→ Dataset rows
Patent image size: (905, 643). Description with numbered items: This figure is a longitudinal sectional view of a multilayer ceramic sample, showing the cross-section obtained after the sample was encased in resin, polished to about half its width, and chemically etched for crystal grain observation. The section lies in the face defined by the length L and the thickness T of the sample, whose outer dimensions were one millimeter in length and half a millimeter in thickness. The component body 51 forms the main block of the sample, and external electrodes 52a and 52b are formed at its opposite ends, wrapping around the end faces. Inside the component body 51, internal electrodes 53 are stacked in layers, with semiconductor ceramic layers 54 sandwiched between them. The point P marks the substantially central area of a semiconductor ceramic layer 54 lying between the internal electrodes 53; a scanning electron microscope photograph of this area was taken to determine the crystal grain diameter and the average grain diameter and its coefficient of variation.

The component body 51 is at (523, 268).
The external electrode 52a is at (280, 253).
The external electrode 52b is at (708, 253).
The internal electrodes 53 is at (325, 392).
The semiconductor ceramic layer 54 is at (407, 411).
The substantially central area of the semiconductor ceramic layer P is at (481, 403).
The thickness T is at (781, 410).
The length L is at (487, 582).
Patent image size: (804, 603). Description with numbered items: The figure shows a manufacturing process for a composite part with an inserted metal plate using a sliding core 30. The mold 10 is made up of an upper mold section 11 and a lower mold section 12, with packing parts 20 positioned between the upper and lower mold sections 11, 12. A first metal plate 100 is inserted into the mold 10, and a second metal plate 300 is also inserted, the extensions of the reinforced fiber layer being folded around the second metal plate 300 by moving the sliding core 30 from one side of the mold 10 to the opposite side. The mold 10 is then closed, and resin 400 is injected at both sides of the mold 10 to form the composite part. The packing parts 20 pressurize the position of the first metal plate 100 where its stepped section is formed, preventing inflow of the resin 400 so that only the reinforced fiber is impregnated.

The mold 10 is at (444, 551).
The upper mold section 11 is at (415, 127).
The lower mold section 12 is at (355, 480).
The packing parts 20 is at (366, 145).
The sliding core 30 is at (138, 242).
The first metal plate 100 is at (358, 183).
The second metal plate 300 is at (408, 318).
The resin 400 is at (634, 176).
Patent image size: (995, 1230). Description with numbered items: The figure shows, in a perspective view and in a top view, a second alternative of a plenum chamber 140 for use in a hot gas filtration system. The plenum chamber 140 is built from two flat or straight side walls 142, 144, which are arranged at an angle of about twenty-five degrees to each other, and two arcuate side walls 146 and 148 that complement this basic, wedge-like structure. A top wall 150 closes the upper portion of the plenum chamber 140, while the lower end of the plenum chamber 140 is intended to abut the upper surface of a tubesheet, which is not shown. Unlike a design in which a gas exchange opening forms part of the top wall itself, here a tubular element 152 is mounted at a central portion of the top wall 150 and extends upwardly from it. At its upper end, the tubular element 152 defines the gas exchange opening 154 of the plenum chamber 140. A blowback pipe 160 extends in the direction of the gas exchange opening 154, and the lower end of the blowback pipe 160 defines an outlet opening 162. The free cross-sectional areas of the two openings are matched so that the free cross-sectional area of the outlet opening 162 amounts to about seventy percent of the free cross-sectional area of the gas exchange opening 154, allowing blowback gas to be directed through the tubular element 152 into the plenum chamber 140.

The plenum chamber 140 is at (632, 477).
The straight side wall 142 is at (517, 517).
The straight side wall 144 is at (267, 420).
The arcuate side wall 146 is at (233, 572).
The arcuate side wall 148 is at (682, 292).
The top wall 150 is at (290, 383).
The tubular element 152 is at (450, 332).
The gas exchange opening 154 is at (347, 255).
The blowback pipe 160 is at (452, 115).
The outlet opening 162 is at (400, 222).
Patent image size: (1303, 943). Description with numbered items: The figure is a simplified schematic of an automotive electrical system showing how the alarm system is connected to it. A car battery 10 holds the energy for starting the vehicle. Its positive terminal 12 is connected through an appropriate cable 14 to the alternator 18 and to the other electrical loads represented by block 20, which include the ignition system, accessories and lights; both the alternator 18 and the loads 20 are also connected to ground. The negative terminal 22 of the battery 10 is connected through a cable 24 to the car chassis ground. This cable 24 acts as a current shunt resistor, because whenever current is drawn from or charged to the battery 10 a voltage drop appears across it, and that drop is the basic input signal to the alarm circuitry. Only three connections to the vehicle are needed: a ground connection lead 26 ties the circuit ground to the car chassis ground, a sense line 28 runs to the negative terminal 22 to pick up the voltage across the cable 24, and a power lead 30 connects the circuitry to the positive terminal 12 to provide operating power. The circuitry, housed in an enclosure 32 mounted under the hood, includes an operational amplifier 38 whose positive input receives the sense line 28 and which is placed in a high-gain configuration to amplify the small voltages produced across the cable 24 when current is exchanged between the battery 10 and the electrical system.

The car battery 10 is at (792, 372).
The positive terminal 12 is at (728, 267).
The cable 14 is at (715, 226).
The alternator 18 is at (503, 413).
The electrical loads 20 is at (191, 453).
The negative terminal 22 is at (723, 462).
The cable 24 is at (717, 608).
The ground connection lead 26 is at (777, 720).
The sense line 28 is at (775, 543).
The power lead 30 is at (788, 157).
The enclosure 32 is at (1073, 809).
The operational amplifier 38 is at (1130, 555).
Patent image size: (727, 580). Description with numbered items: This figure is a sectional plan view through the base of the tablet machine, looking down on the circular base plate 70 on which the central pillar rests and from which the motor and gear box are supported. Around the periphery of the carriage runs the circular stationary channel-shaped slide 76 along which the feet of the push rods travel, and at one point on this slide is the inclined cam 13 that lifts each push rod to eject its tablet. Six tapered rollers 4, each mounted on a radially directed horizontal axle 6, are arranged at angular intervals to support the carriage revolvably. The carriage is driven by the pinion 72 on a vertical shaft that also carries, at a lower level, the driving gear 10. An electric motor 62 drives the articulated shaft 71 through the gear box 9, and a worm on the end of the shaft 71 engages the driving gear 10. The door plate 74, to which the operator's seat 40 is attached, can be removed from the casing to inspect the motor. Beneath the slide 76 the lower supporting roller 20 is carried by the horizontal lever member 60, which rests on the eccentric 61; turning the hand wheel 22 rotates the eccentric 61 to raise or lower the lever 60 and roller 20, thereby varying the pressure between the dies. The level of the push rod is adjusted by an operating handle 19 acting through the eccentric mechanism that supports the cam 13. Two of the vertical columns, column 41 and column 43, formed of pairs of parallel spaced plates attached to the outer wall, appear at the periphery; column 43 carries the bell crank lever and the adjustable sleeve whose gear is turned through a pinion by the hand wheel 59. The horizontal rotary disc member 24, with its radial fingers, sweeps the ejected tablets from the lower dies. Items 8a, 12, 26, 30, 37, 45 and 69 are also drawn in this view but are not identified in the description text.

→ Task to complete
Reproduce all of the records above, renaming "Patent image size" to "Figure dimensions" wherever it occurs and leaving every other part unchanged.

→ Answer to this problem
Figure dimensions: (905, 643). Description with numbered items: This figure is a longitudinal sectional view of a multilayer ceramic sample, showing the cross-section obtained after the sample was encased in resin, polished to about half its width, and chemically etched for crystal grain observation. The section lies in the face defined by the length L and the thickness T of the sample, whose outer dimensions were one millimeter in length and half a millimeter in thickness. The component body 51 forms the main block of the sample, and external electrodes 52a and 52b are formed at its opposite ends, wrapping around the end faces. Inside the component body 51, internal electrodes 53 are stacked in layers, with semiconductor ceramic layers 54 sandwiched between them. The point P marks the substantially central area of a semiconductor ceramic layer 54 lying between the internal electrodes 53; a scanning electron microscope photograph of this area was taken to determine the crystal grain diameter and the average grain diameter and its coefficient of variation.

The component body 51 is at (523, 268).
The external electrode 52a is at (280, 253).
The external electrode 52b is at (708, 253).
The internal electrodes 53 is at (325, 392).
The semiconductor ceramic layer 54 is at (407, 411).
The substantially central area of the semiconductor ceramic layer P is at (481, 403).
The thickness T is at (781, 410).
The length L is at (487, 582).
Figure dimensions: (804, 603). Description with numbered items: The figure shows a manufacturing process for a composite part with an inserted metal plate using a sliding core 30. The mold 10 is made up of an upper mold section 11 and a lower mold section 12, with packing parts 20 positioned between the upper and lower mold sections 11, 12. A first metal plate 100 is inserted into the mold 10, and a second metal plate 300 is also inserted, the extensions of the reinforced fiber layer being folded around the second metal plate 300 by moving the sliding core 30 from one side of the mold 10 to the opposite side. The mold 10 is then closed, and resin 400 is injected at both sides of the mold 10 to form the composite part. The packing parts 20 pressurize the position of the first metal plate 100 where its stepped section is formed, preventing inflow of the resin 400 so that only the reinforced fiber is impregnated.

The mold 10 is at (444, 551).
The upper mold section 11 is at (415, 127).
The lower mold section 12 is at (355, 480).
The packing parts 20 is at (366, 145).
The sliding core 30 is at (138, 242).
The first metal plate 100 is at (358, 183).
The second metal plate 300 is at (408, 318).
The resin 400 is at (634, 176).
Figure dimensions: (995, 1230). Description with numbered items: The figure shows, in a perspective view and in a top view, a second alternative of a plenum chamber 140 for use in a hot gas filtration system. The plenum chamber 140 is built from two flat or straight side walls 142, 144, which are arranged at an angle of about twenty-five degrees to each other, and two arcuate side walls 146 and 148 that complement this basic, wedge-like structure. A top wall 150 closes the upper portion of the plenum chamber 140, while the lower end of the plenum chamber 140 is intended to abut the upper surface of a tubesheet, which is not shown. Unlike a design in which a gas exchange opening forms part of the top wall itself, here a tubular element 152 is mounted at a central portion of the top wall 150 and extends upwardly from it. At its upper end, the tubular element 152 defines the gas exchange opening 154 of the plenum chamber 140. A blowback pipe 160 extends in the direction of the gas exchange opening 154, and the lower end of the blowback pipe 160 defines an outlet opening 162. The free cross-sectional areas of the two openings are matched so that the free cross-sectional area of the outlet opening 162 amounts to about seventy percent of the free cross-sectional area of the gas exchange opening 154, allowing blowback gas to be directed through the tubular element 152 into the plenum chamber 140.

The plenum chamber 140 is at (632, 477).
The straight side wall 142 is at (517, 517).
The straight side wall 144 is at (267, 420).
The arcuate side wall 146 is at (233, 572).
The arcuate side wall 148 is at (682, 292).
The top wall 150 is at (290, 383).
The tubular element 152 is at (450, 332).
The gas exchange opening 154 is at (347, 255).
The blowback pipe 160 is at (452, 115).
The outlet opening 162 is at (400, 222).
Figure dimensions: (1303, 943). Description with numbered items: The figure is a simplified schematic of an automotive electrical system showing how the alarm system is connected to it. A car battery 10 holds the energy for starting the vehicle. Its positive terminal 12 is connected through an appropriate cable 14 to the alternator 18 and to the other electrical loads represented by block 20, which include the ignition system, accessories and lights; both the alternator 18 and the loads 20 are also connected to ground. The negative terminal 22 of the battery 10 is connected through a cable 24 to the car chassis ground. This cable 24 acts as a current shunt resistor, because whenever current is drawn from or charged to the battery 10 a voltage drop appears across it, and that drop is the basic input signal to the alarm circuitry. Only three connections to the vehicle are needed: a ground connection lead 26 ties the circuit ground to the car chassis ground, a sense line 28 runs to the negative terminal 22 to pick up the voltage across the cable 24, and a power lead 30 connects the circuitry to the positive terminal 12 to provide operating power. The circuitry, housed in an enclosure 32 mounted under the hood, includes an operational amplifier 38 whose positive input receives the sense line 28 and which is placed in a high-gain configuration to amplify the small voltages produced across the cable 24 when current is exchanged between the battery 10 and the electrical system.

The car battery 10 is at (792, 372).
The positive terminal 12 is at (728, 267).
The cable 14 is at (715, 226).
The alternator 18 is at (503, 413).
The electrical loads 20 is at (191, 453).
The negative terminal 22 is at (723, 462).
The cable 24 is at (717, 608).
The ground connection lead 26 is at (777, 720).
The sense line 28 is at (775, 543).
The power lead 30 is at (788, 157).
The enclosure 32 is at (1073, 809).
The operational amplifier 38 is at (1130, 555).
Figure dimensions: (727, 580). Description with numbered items: This figure is a sectional plan view through the base of the tablet machine, looking down on the circular base plate 70 on which the central pillar rests and from which the motor and gear box are supported. Around the periphery of the carriage runs the circular stationary channel-shaped slide 76 along which the feet of the push rods travel, and at one point on this slide is the inclined cam 13 that lifts each push rod to eject its tablet. Six tapered rollers 4, each mounted on a radially directed horizontal axle 6, are arranged at angular intervals to support the carriage revolvably. The carriage is driven by the pinion 72 on a vertical shaft that also carries, at a lower level, the driving gear 10. An electric motor 62 drives the articulated shaft 71 through the gear box 9, and a worm on the end of the shaft 71 engages the driving gear 10. The door plate 74, to which the operator's seat 40 is attached, can be removed from the casing to inspect the motor. Beneath the slide 76 the lower supporting roller 20 is carried by the horizontal lever member 60, which rests on the eccentric 61; turning the hand wheel 22 rotates the eccentric 61 to raise or lower the lever 60 and roller 20, thereby varying the pressure between the dies. The level of the push rod is adjusted by an operating handle 19 acting through the eccentric mechanism that supports the cam 13. Two of the vertical columns, column 41 and column 43, formed of pairs of parallel spaced plates attached to the outer wall, appear at the periphery; column 43 carries the bell crank lever and the adjustable sleeve whose gear is turned through a pinion by the hand wheel 59. The horizontal rotary disc member 24, with its radial fingers, sweeps the ejected tablets from the lower dies. Items 8a, 12, 26, 30, 37, 45 and 69 are also drawn in this view but are not identified in the description text.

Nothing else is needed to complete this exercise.